───── Records for the task ─────

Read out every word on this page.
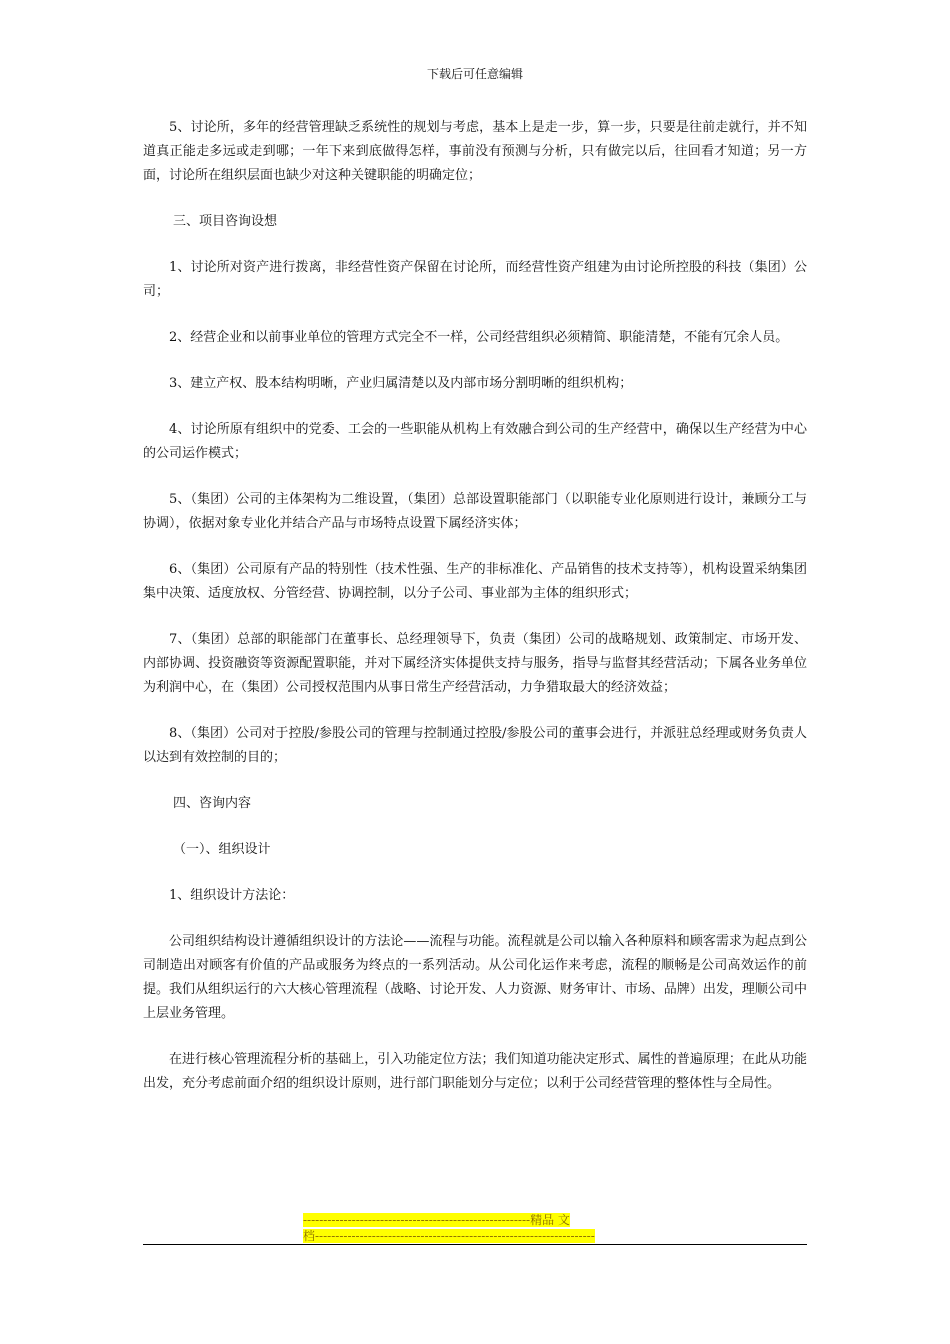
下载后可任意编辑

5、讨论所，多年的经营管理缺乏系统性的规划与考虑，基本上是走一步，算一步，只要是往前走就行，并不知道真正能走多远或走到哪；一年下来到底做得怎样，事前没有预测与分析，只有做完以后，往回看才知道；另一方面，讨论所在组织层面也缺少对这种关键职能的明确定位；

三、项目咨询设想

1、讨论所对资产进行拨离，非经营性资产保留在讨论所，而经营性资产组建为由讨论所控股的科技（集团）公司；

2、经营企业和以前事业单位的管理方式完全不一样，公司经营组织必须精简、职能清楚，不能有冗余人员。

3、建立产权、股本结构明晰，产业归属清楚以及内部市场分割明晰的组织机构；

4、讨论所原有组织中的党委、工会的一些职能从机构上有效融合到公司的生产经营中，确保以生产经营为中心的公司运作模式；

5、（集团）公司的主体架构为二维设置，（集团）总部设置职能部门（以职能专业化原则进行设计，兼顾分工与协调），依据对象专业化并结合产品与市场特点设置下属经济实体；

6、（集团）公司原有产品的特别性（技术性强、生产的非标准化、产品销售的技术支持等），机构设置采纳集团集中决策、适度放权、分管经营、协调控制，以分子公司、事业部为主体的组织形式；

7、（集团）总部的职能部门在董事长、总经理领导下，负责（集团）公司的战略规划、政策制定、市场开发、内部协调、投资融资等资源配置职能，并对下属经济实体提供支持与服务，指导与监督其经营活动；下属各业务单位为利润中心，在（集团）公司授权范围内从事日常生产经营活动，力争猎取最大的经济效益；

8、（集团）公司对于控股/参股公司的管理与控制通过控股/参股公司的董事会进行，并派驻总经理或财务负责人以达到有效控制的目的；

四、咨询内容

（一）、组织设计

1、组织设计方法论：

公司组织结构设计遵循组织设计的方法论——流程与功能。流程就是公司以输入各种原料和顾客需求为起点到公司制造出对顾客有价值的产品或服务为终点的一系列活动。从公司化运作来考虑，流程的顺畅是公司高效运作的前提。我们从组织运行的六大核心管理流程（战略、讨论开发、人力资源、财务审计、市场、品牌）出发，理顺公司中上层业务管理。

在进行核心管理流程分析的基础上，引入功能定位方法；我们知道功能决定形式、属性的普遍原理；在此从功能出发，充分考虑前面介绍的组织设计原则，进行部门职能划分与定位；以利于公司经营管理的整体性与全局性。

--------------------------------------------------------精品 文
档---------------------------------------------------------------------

─────
───── Records for the task ─────

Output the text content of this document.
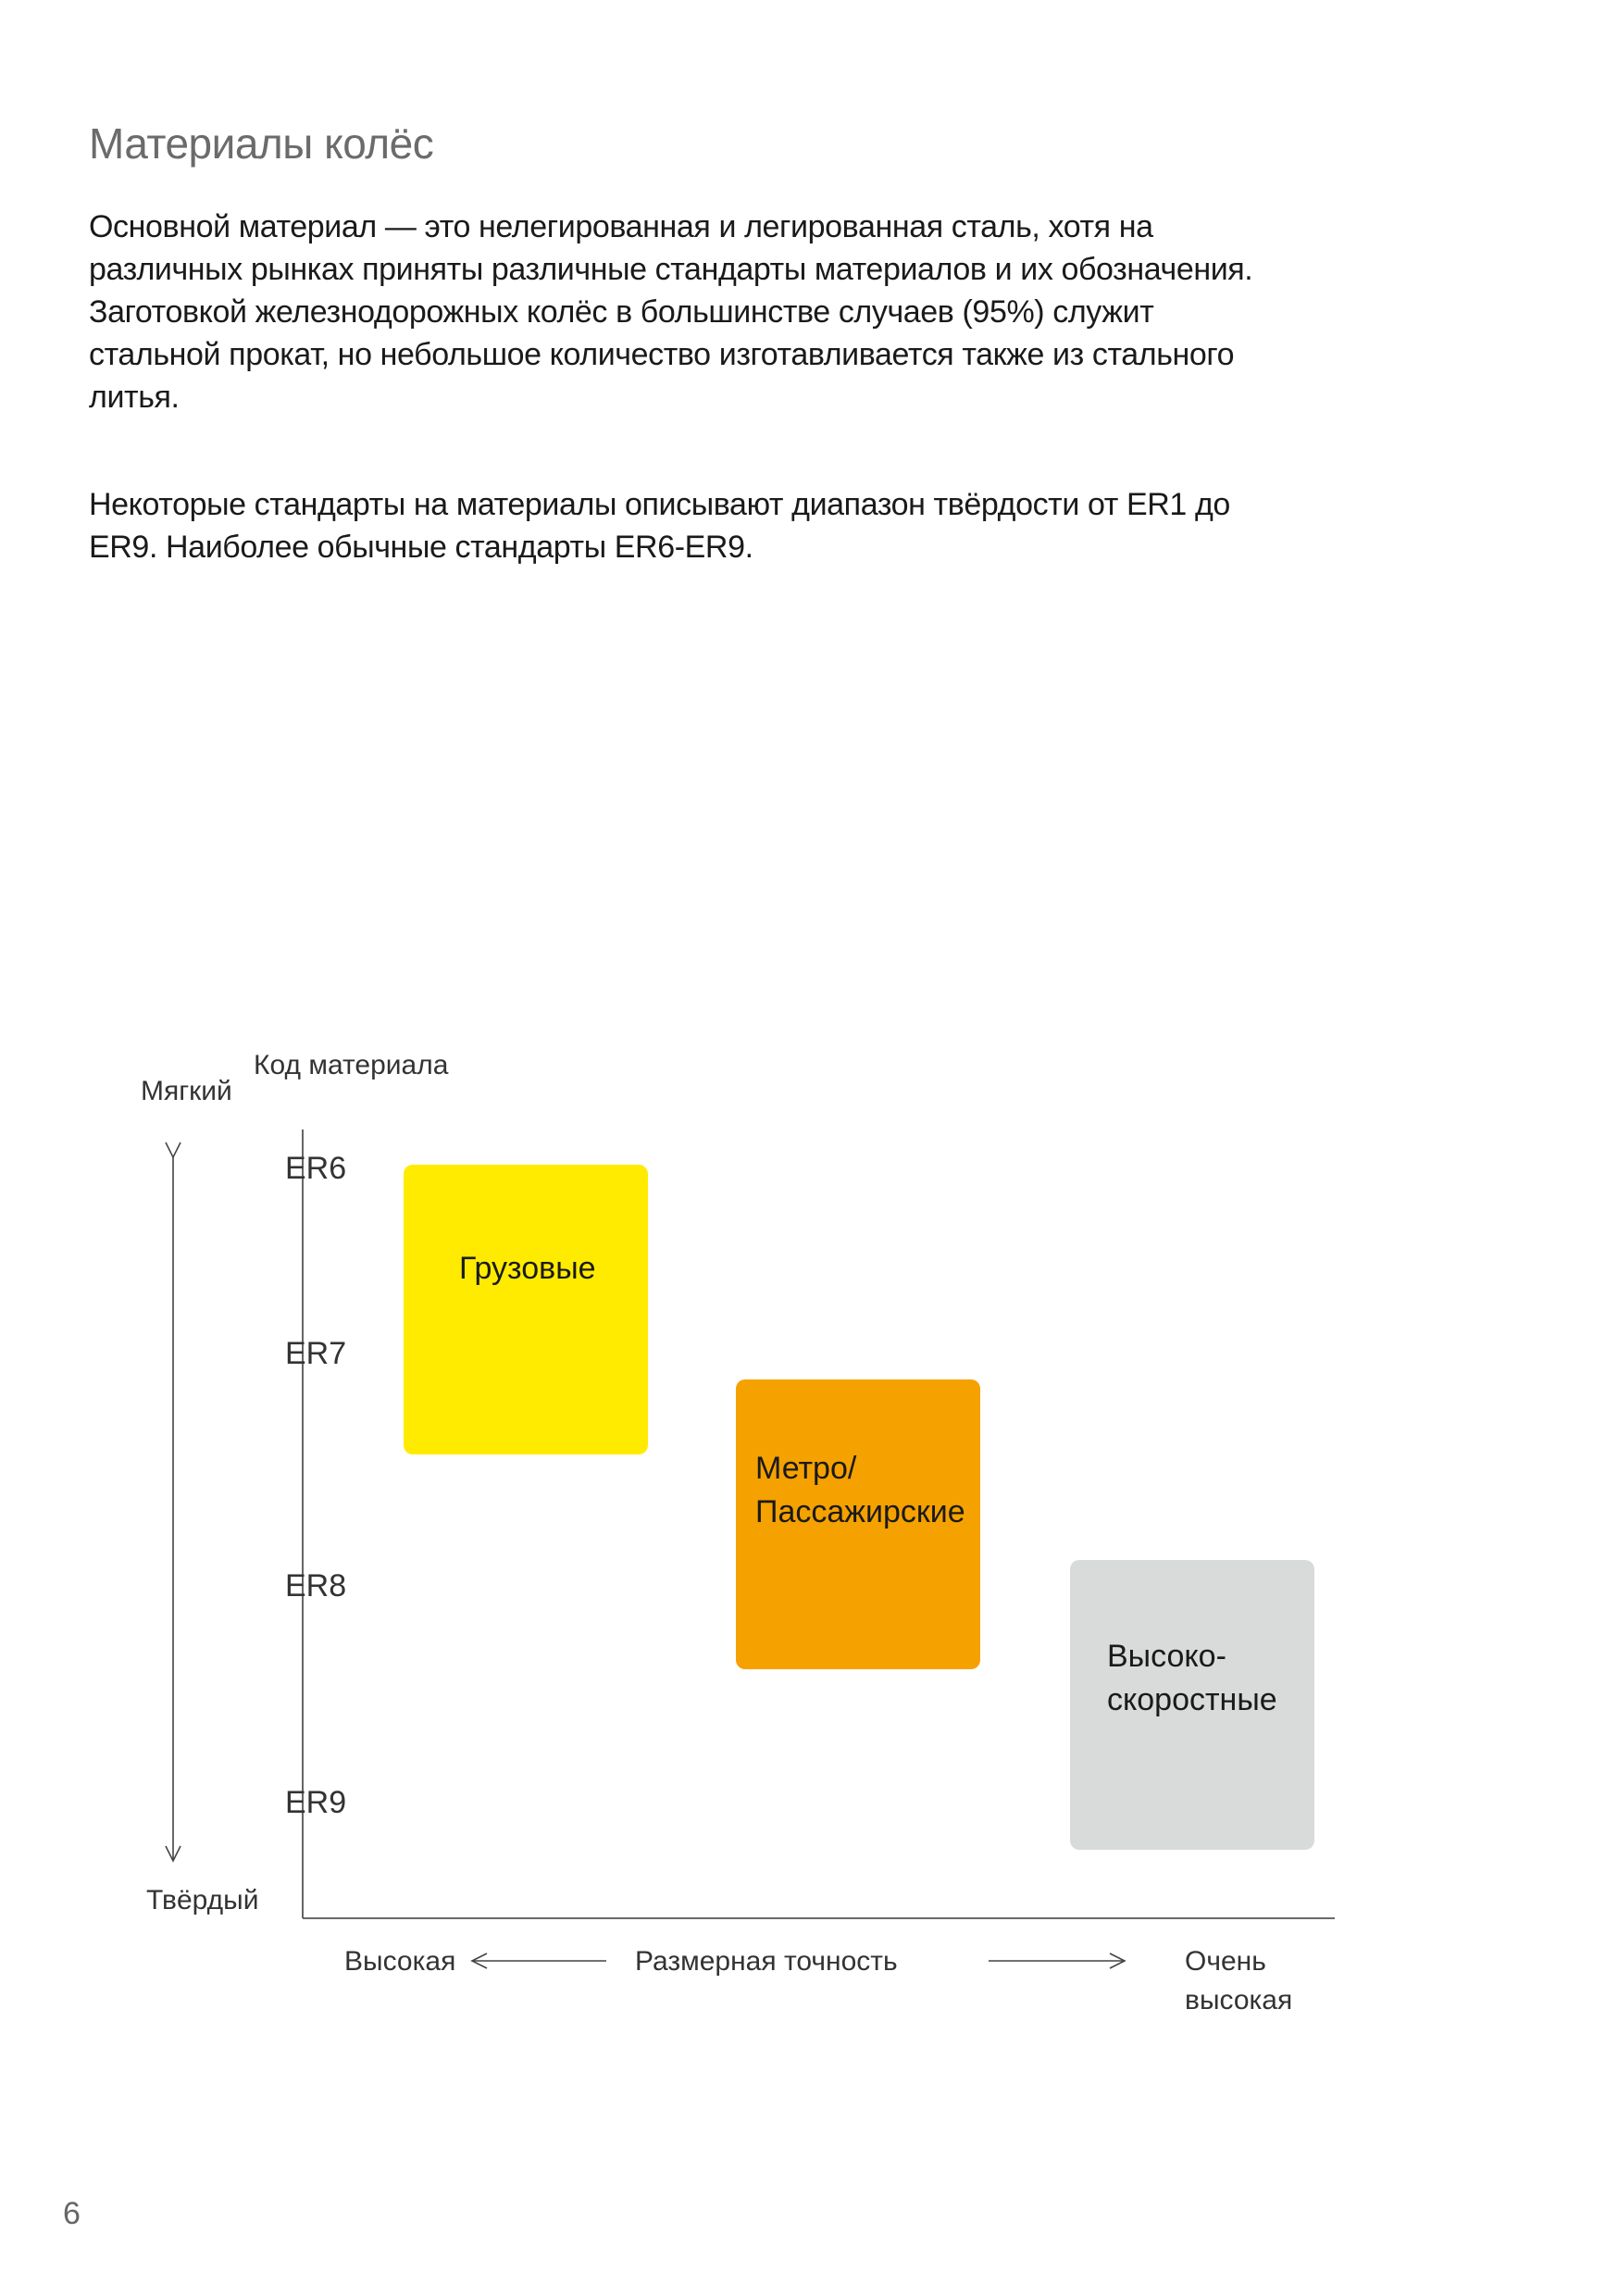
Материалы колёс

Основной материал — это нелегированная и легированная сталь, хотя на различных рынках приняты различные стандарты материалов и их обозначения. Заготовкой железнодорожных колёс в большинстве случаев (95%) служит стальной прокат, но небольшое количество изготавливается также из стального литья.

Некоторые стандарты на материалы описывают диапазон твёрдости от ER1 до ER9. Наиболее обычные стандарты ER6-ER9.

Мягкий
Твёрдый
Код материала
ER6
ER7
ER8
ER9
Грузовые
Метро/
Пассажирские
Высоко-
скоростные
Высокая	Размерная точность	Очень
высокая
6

─────

◆ Requirement ◆
Each line above that includes "стандарты" counts once; state the total and nothing more.

◆ The answer ◆
2